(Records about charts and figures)
BEGIN

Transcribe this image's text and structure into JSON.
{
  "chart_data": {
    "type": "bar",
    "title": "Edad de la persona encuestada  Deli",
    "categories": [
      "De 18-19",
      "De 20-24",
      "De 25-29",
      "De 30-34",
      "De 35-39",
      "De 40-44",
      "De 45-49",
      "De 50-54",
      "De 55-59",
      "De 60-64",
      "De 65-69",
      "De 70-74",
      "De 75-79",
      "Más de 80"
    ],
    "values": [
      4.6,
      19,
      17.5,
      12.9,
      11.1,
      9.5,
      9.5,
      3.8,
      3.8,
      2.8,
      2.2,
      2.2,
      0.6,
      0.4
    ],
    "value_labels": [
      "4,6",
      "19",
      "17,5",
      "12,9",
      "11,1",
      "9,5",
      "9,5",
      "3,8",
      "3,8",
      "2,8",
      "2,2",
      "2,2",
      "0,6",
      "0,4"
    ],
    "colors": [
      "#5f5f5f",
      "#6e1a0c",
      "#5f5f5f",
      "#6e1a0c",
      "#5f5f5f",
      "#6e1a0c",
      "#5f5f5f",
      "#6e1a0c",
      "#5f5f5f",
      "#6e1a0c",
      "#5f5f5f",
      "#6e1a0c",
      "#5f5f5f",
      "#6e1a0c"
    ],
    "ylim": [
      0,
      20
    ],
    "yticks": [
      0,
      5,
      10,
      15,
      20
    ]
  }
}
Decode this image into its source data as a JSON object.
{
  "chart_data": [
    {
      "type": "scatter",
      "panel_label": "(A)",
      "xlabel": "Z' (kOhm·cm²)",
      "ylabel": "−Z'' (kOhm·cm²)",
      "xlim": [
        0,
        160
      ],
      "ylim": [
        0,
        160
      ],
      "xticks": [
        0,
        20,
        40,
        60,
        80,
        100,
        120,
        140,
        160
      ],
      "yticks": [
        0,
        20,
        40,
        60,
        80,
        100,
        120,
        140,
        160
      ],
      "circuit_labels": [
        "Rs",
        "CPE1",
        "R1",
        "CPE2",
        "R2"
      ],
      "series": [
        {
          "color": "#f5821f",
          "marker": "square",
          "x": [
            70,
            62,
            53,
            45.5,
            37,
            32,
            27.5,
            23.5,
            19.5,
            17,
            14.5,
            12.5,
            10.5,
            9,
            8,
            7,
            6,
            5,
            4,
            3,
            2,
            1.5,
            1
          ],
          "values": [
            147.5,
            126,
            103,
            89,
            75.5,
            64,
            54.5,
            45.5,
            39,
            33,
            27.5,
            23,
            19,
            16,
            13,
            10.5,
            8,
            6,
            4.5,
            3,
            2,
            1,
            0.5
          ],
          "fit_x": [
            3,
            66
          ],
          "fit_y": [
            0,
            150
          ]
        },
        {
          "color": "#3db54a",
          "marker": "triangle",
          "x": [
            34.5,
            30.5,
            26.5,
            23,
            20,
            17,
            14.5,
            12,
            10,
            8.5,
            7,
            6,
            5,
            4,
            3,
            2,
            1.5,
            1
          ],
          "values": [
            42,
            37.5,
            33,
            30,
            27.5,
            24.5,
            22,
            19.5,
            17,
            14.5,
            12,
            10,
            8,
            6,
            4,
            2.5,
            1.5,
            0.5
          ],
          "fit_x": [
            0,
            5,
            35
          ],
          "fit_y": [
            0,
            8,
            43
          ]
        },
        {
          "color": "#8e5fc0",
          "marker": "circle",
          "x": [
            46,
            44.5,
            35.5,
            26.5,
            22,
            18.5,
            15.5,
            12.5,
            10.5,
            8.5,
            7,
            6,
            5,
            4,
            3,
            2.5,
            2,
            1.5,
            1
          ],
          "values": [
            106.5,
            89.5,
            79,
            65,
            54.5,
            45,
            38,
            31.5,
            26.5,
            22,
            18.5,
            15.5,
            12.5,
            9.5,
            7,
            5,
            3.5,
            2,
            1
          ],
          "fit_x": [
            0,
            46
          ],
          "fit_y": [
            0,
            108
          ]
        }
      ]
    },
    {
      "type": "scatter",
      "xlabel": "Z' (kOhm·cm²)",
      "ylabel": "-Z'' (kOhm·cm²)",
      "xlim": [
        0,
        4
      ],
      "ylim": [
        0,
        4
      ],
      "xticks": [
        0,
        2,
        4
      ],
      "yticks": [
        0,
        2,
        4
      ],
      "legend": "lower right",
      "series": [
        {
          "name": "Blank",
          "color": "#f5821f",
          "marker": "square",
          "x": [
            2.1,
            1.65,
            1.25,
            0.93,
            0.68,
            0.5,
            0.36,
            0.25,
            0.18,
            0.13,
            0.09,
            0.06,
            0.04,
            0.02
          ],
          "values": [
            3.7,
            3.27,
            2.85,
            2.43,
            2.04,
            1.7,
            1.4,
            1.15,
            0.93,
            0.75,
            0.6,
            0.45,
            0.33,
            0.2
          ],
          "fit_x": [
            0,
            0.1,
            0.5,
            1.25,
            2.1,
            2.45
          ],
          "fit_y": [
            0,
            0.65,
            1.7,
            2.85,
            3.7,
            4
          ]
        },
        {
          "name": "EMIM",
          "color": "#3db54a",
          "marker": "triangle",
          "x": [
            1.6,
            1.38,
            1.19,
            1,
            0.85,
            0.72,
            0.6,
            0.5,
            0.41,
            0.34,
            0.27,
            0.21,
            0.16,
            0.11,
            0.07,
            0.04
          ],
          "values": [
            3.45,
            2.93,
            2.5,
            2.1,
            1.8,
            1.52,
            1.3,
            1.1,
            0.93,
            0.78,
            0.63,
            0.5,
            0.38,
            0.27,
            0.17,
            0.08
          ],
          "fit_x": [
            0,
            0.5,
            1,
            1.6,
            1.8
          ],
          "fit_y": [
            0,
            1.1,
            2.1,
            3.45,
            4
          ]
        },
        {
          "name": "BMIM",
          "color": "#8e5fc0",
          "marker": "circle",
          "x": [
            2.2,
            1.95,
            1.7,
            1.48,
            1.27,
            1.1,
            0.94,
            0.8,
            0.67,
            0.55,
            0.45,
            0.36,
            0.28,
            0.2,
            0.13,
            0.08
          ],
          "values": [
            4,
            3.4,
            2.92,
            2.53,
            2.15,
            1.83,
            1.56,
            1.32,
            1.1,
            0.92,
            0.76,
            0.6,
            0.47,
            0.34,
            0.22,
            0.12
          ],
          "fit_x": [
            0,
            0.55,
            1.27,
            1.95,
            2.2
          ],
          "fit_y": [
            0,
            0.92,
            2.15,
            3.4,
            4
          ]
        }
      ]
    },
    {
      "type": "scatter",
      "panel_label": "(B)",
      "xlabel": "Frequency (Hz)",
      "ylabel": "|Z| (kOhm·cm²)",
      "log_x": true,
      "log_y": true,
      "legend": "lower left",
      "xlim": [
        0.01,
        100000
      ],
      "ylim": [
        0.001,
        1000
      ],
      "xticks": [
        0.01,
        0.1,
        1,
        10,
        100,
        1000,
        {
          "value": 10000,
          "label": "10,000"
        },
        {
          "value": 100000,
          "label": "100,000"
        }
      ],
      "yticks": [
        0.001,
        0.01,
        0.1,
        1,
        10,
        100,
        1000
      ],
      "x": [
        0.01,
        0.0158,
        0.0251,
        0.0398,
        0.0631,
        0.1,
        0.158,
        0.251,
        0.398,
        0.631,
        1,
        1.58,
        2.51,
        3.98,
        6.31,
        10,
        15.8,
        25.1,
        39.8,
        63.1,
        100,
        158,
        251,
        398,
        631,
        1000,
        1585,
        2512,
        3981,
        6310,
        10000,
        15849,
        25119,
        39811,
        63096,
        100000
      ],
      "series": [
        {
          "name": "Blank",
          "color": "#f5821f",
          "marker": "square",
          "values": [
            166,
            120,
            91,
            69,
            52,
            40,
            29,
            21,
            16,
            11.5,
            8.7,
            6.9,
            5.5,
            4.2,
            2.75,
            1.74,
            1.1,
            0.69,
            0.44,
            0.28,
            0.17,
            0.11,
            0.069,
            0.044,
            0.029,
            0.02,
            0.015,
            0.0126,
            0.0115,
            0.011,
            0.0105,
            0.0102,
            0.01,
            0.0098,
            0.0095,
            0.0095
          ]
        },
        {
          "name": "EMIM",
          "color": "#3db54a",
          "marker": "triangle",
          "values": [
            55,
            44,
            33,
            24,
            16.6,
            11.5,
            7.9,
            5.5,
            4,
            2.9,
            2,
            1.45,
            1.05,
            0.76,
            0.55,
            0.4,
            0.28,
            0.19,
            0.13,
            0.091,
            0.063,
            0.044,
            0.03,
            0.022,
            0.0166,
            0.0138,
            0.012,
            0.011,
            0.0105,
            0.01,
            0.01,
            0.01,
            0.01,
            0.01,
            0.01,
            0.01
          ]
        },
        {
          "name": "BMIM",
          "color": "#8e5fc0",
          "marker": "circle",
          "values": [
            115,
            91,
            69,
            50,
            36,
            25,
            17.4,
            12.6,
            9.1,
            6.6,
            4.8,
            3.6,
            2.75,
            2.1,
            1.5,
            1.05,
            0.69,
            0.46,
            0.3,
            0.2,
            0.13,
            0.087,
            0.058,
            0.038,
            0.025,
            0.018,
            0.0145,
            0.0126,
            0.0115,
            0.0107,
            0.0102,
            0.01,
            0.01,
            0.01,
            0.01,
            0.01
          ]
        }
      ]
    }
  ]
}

END

Written request
From the entries above, extract every line where the word "image" appears.

Solution to the problem
Transcribe this image's text and structure into JSON.
Decode this image into its source data as a JSON object.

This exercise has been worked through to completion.